[Dataset items]

■ ■ ■ ■ ■

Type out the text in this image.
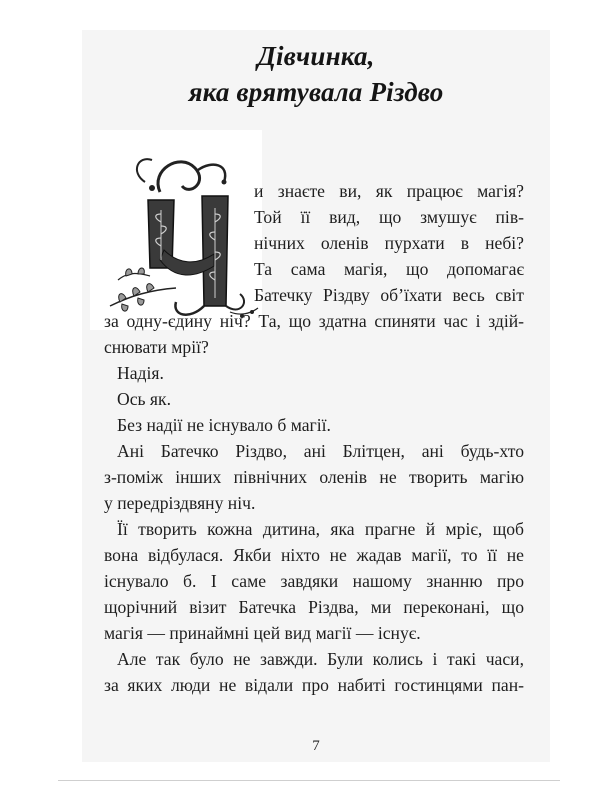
Дівчинка,
яка врятувала Різдво
и знаєте ви, як працює магія?
Той її вид, що змушує пів-
нічних оленів пурхати в небі?
Та сама магія, що допомагає
Батечку Різдву об’їхати весь світ
за одну-єдину ніч? Та, що здатна спиняти час і здій-
снювати мрії?
Надія.
Ось як.
Без надії не існувало б магії.
Ані Батечко Різдво, ані Блітцен, ані будь-хто
з-поміж інших північних оленів не творить магію
у передріздвяну ніч.
Її творить кожна дитина, яка прагне й мріє, щоб
вона відбулася. Якби ніхто не жадав магії, то її не
існувало б. І саме завдяки нашому знанню про
щорічний візит Батечка Різдва, ми переконані, що
магія — принаймні цей вид магії — існує.
Але так було не завжди. Були колись і такі часи,
за яких люди не відали про набиті гостинцями пан-
7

■ ■ ■ ■ ■

--- Instructions to follow ---
Leave out all pictures, then copy the remaining material exactly.

--- Solution for this task ---
Type out the text in this image.
Дівчинка,
яка врятувала Різдво
и знаєте ви, як працює магія?
Той її вид, що змушує пів-
нічних оленів пурхати в небі?
Та сама магія, що допомагає
Батечку Різдву об’їхати весь світ
за одну-єдину ніч? Та, що здатна спиняти час і здій-
снювати мрії?
Надія.
Ось як.
Без надії не існувало б магії.
Ані Батечко Різдво, ані Блітцен, ані будь-хто
з-поміж інших північних оленів не творить магію
у передріздвяну ніч.
Її творить кожна дитина, яка прагне й мріє, щоб
вона відбулася. Якби ніхто не жадав магії, то її не
існувало б. І саме завдяки нашому знанню про
щорічний візит Батечка Різдва, ми переконані, що
магія — принаймні цей вид магії — існує.
Але так було не завжди. Були колись і такі часи,
за яких люди не відали про набиті гостинцями пан-
7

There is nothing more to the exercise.